> _PROBLEM TO WORK ON_
Print the entries below word for word; the pictures stay out of your copy.

Dataset records:
▽

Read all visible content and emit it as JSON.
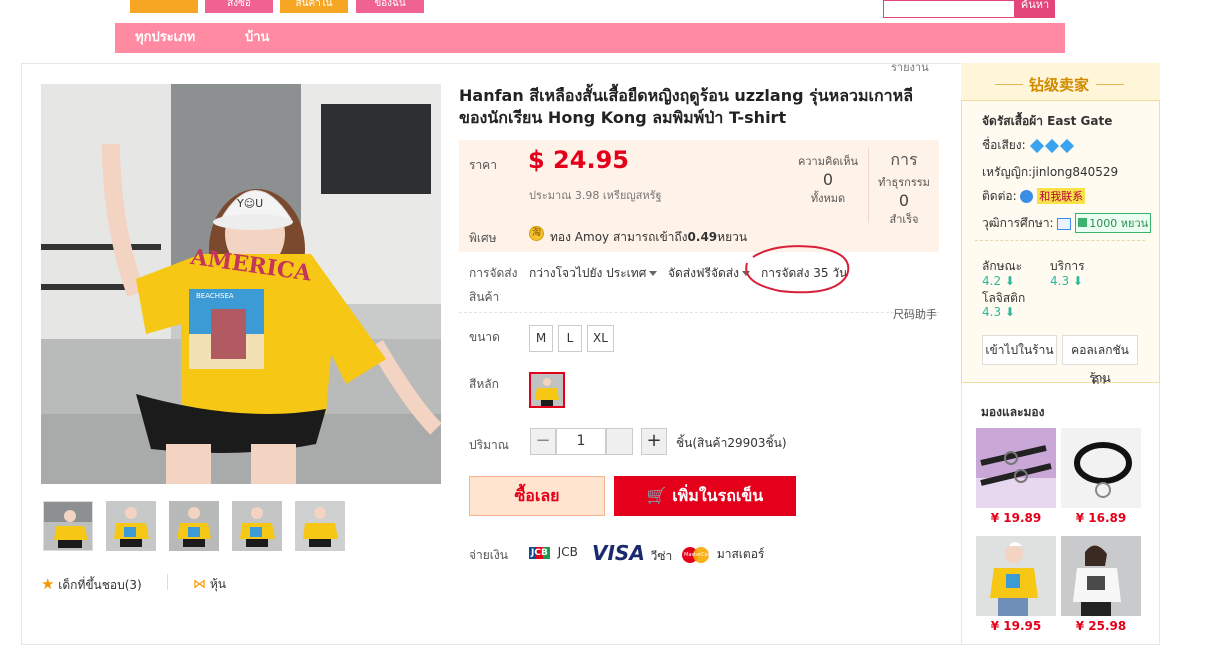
{
  "top_bar": {
    "buttons": [
      "สั่งซื้อ",
      "สินค้าใน",
      "ของฉัน"
    ],
    "search_button": "ค้นหา"
  },
  "nav": {
    "items": [
      "ทุกประเภท",
      "บ้าน"
    ]
  },
  "report_link": "รายงาน",
  "product": {
    "title": "Hanfan สีเหลืองสั้นเสื้อยืดหญิงฤดูร้อน uzzlang รุ่นหลวมเกาหลีของนักเรียน Hong Kong ลมพิมพ์ป่า T-shirt",
    "price_label": "ราคา",
    "price": "$ 24.95",
    "approx": "ประมาณ 3.98 เหรียญสหรัฐ",
    "reviews_label": "ความคิดเห็น",
    "reviews_count": "0",
    "reviews_total_label": "ทั้งหมด",
    "trans_label_1": "การ",
    "trans_label_2": "ทำธุรกรรม",
    "trans_count": "0",
    "trans_done_label": "สำเร็จ",
    "special_label": "พิเศษ",
    "special_text_pre": "ทอง Amoy สามารถเข้าถึง",
    "special_amount": "0.49",
    "special_text_post": "หยวน",
    "coin_icon": "淘",
    "shipping_label_1": "การจัดส่ง",
    "shipping_label_2": "สินค้า",
    "ship_from": "กว่างโจวไปยัง ประเทศ",
    "ship_free": "จัดส่งฟรีจัดส่ง",
    "ship_days": "การจัดส่ง 35 วัน",
    "size_helper": "尺码助手",
    "size_label": "ขนาด",
    "sizes": [
      "M",
      "L",
      "XL"
    ],
    "color_label": "สีหลัก",
    "qty_label": "ปริมาณ",
    "qty_minus": "−",
    "qty_value": "1",
    "qty_plus": "+",
    "stock": "ชิ้น(สินค้า29903ชิ้น)",
    "buy_now": "ซื้อเลย",
    "add_cart": "เพิ่มในรถเข็น",
    "pay_label": "จ่ายเงิน",
    "pay_methods": {
      "jcb_logo": "JCB",
      "jcb": "JCB",
      "visa_logo": "VISA",
      "visa": "วีซ่า",
      "master_logo": "MasterCard",
      "master": "มาสเตอร์"
    },
    "fav": "เด็กที่ขึ้นชอบ(3)",
    "share": "หุ้น",
    "shirt_print": "AMERICA",
    "beach_print": "BEACHSEA",
    "cap_print": "Y☺U"
  },
  "seller": {
    "badge": "钻级卖家",
    "store": "จัดรัสเสื้อผ้า East Gate",
    "rep_label": "ชื่อเสียง:",
    "merchant": "เหรัญญิก:jinlong840529",
    "contact_label": "ติดต่อ:",
    "contact_tag": "和我联系",
    "edu_label": "วุฒิการศึกษา:",
    "edu_tag": "1000 หยวน",
    "r1_label": "ลักษณะ",
    "r1_val": "4.2",
    "r2_label": "บริการ",
    "r2_val": "4.3",
    "r3_label": "โลจิสติก",
    "r3_val": "4.3",
    "btn_enter": "เข้าไปในร้าน",
    "btn_collect_1": "คอลเลกชันร้าน",
    "btn_collect_2": "ค้า"
  },
  "look": {
    "title": "มองและมอง",
    "prices": [
      "¥ 19.89",
      "¥ 16.89",
      "¥ 19.95",
      "¥ 25.98"
    ]
  },
  "colors": {
    "accent_red": "#e4001b",
    "nav_pink": "#ff8aa1",
    "orange_tab": "#f6a623",
    "seller_gold": "#d18b00"
  }
}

△

> _PROBLEM SOLUTION_
Read all visible content and emit it as JSON.
{
  "top_bar": {
    "buttons": [
      "สั่งซื้อ",
      "สินค้าใน",
      "ของฉัน"
    ],
    "search_button": "ค้นหา"
  },
  "nav": {
    "items": [
      "ทุกประเภท",
      "บ้าน"
    ]
  },
  "report_link": "รายงาน",
  "product": {
    "title": "Hanfan สีเหลืองสั้นเสื้อยืดหญิงฤดูร้อน uzzlang รุ่นหลวมเกาหลีของนักเรียน Hong Kong ลมพิมพ์ป่า T-shirt",
    "price_label": "ราคา",
    "price": "$ 24.95",
    "approx": "ประมาณ 3.98 เหรียญสหรัฐ",
    "reviews_label": "ความคิดเห็น",
    "reviews_count": "0",
    "reviews_total_label": "ทั้งหมด",
    "trans_label_1": "การ",
    "trans_label_2": "ทำธุรกรรม",
    "trans_count": "0",
    "trans_done_label": "สำเร็จ",
    "special_label": "พิเศษ",
    "special_text_pre": "ทอง Amoy สามารถเข้าถึง",
    "special_amount": "0.49",
    "special_text_post": "หยวน",
    "coin_icon": "淘",
    "shipping_label_1": "การจัดส่ง",
    "shipping_label_2": "สินค้า",
    "ship_from": "กว่างโจวไปยัง ประเทศ",
    "ship_free": "จัดส่งฟรีจัดส่ง",
    "ship_days": "การจัดส่ง 35 วัน",
    "size_helper": "尺码助手",
    "size_label": "ขนาด",
    "sizes": [
      "M",
      "L",
      "XL"
    ],
    "color_label": "สีหลัก",
    "qty_label": "ปริมาณ",
    "qty_minus": "−",
    "qty_value": "1",
    "qty_plus": "+",
    "stock": "ชิ้น(สินค้า29903ชิ้น)",
    "buy_now": "ซื้อเลย",
    "add_cart": "เพิ่มในรถเข็น",
    "pay_label": "จ่ายเงิน",
    "pay_methods": {
      "jcb_logo": "JCB",
      "jcb": "JCB",
      "visa_logo": "VISA",
      "visa": "วีซ่า",
      "master_logo": "MasterCard",
      "master": "มาสเตอร์"
    },
    "fav": "เด็กที่ขึ้นชอบ(3)",
    "share": "หุ้น",
    "shirt_print": "AMERICA",
    "beach_print": "BEACHSEA",
    "cap_print": "Y☺U"
  },
  "seller": {
    "badge": "钻级卖家",
    "store": "จัดรัสเสื้อผ้า East Gate",
    "rep_label": "ชื่อเสียง:",
    "merchant": "เหรัญญิก:jinlong840529",
    "contact_label": "ติดต่อ:",
    "contact_tag": "和我联系",
    "edu_label": "วุฒิการศึกษา:",
    "edu_tag": "1000 หยวน",
    "r1_label": "ลักษณะ",
    "r1_val": "4.2",
    "r2_label": "บริการ",
    "r2_val": "4.3",
    "r3_label": "โลจิสติก",
    "r3_val": "4.3",
    "btn_enter": "เข้าไปในร้าน",
    "btn_collect_1": "คอลเลกชันร้าน",
    "btn_collect_2": "ค้า"
  },
  "look": {
    "title": "มองและมอง",
    "prices": [
      "¥ 19.89",
      "¥ 16.89",
      "¥ 19.95",
      "¥ 25.98"
    ]
  },
  "colors": {
    "accent_red": "#e4001b",
    "nav_pink": "#ff8aa1",
    "orange_tab": "#f6a623",
    "seller_gold": "#d18b00"
  }
}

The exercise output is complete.